DIRECTIONS FOR THIS TASK: Reproduce each line from the records that holds "TRANG".

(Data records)
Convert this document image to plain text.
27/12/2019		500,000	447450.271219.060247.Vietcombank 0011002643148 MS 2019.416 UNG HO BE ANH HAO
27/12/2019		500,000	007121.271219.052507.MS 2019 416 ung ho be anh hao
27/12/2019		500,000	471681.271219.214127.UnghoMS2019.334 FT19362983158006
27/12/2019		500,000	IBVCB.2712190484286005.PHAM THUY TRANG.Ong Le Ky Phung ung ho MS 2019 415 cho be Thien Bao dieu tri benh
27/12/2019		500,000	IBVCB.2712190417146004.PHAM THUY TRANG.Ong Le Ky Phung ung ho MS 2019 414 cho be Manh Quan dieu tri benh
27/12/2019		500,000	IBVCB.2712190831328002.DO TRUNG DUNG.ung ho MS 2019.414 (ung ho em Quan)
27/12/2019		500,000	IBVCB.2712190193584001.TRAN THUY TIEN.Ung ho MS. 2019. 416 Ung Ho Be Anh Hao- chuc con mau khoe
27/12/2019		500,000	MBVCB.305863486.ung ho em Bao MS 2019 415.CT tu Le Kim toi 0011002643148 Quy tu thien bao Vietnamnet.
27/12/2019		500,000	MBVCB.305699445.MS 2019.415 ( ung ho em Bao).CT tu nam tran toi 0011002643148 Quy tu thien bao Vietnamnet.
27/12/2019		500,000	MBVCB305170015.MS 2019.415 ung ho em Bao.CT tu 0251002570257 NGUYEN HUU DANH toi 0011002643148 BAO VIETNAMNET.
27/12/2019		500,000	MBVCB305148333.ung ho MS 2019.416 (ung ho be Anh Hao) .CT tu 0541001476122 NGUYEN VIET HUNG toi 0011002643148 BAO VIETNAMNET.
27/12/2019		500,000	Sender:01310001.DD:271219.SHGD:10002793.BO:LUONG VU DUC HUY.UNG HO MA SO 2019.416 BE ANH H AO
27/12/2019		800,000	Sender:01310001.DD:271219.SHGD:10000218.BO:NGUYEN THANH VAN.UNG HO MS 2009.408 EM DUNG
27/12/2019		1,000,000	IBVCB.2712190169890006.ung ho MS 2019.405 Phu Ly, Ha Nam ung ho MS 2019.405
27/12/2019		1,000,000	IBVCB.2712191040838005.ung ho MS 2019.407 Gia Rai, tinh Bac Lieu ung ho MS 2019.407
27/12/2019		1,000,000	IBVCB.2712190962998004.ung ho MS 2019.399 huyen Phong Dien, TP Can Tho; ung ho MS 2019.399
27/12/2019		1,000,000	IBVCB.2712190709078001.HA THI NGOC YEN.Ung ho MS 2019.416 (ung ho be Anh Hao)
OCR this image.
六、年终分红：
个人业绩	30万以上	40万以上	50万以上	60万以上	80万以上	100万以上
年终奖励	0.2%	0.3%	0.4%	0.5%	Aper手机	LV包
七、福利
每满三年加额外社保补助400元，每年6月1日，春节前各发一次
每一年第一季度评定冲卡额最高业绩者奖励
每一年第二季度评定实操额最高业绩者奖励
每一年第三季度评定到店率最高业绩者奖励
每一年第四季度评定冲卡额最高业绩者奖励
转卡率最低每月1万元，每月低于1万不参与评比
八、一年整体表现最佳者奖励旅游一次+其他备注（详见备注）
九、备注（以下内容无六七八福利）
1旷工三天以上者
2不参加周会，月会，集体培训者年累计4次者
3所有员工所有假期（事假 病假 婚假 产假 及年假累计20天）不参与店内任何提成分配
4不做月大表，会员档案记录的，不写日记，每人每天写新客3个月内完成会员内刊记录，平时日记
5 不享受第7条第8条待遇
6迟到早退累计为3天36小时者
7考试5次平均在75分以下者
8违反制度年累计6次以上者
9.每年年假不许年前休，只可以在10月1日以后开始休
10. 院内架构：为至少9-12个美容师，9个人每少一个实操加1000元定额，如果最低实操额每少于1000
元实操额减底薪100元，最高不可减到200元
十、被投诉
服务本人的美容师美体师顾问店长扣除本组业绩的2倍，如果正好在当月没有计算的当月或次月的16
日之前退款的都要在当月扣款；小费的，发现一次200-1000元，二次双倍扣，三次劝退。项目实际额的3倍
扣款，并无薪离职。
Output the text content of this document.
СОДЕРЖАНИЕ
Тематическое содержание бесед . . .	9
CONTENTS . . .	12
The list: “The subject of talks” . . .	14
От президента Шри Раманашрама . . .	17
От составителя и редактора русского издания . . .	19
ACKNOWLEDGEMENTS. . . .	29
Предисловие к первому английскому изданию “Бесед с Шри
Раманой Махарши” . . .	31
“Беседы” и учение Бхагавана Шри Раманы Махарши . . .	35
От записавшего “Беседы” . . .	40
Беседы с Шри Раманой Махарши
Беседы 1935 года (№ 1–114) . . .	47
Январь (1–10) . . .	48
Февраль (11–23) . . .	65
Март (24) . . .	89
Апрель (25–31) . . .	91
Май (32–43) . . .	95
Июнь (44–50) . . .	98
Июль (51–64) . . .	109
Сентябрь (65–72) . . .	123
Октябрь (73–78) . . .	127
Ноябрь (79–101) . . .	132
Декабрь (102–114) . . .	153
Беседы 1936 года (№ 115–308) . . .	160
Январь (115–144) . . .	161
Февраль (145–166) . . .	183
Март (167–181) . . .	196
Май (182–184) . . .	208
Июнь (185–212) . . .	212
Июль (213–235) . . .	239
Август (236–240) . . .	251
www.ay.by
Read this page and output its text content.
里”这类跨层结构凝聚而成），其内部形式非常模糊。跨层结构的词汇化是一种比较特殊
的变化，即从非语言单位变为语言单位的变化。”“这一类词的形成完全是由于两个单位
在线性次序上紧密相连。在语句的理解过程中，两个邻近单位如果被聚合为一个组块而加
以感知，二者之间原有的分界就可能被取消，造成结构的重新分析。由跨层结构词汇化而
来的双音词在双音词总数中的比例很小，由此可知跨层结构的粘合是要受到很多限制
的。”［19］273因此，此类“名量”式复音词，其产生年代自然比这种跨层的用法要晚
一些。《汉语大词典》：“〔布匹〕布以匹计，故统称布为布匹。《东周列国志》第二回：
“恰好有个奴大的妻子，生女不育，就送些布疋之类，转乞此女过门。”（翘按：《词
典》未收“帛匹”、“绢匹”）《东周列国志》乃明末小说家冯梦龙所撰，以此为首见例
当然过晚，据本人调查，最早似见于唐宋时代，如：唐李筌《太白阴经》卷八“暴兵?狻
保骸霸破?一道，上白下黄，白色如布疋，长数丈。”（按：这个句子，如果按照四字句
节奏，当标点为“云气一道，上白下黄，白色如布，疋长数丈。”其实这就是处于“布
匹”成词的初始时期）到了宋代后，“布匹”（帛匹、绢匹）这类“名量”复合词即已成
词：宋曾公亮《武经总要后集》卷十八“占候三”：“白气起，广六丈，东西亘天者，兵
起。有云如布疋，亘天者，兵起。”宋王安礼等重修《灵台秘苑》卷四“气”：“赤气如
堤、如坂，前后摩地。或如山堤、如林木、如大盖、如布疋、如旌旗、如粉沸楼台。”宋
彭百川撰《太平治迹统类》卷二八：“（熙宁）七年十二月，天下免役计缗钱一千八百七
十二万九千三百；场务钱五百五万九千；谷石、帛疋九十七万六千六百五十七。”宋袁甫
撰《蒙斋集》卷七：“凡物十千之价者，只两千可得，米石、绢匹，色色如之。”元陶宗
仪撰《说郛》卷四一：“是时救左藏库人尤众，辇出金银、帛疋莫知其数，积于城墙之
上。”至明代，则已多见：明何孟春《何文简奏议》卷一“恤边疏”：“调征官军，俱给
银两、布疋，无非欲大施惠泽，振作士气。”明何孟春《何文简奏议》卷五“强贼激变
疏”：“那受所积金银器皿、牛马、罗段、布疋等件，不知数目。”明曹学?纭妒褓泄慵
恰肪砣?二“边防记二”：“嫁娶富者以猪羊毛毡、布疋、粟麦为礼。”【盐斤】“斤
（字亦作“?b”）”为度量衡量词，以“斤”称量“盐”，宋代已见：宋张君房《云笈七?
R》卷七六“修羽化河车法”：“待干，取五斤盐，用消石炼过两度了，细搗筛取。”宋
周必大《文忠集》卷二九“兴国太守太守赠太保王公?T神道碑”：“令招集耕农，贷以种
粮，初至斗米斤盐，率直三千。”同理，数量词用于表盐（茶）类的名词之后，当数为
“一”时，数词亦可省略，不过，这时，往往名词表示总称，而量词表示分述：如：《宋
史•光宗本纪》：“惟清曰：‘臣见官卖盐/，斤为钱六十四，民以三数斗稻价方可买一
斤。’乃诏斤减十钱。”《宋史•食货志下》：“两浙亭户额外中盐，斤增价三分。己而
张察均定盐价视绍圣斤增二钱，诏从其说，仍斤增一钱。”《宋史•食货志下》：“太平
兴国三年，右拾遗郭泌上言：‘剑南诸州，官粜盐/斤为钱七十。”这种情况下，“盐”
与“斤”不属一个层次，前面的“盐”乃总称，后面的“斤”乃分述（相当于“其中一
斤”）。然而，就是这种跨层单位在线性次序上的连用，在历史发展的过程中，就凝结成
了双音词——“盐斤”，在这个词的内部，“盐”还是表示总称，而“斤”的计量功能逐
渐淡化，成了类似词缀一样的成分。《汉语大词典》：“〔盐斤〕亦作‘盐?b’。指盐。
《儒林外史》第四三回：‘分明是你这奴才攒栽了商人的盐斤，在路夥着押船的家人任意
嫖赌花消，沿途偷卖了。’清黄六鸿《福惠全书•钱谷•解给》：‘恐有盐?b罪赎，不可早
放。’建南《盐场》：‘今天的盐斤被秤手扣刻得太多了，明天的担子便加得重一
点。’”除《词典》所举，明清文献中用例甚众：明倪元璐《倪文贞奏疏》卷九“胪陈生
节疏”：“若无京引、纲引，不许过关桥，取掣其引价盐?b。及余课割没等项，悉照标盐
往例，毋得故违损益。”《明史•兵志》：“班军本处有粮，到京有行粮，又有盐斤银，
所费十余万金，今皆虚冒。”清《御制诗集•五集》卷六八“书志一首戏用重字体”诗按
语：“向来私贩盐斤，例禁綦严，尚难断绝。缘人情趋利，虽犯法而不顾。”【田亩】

EXERCISE OUTPUT:
27/12/2019		500,000	IBVCB.2712190484286005.PHAM THUY TRANG.Ong Le Ky Phung ung ho MS 2019 415 cho be Thien Bao dieu tri benh
27/12/2019		500,000	IBVCB.2712190417146004.PHAM THUY TRANG.Ong Le Ky Phung ung ho MS 2019 414 cho be Manh Quan dieu tri benh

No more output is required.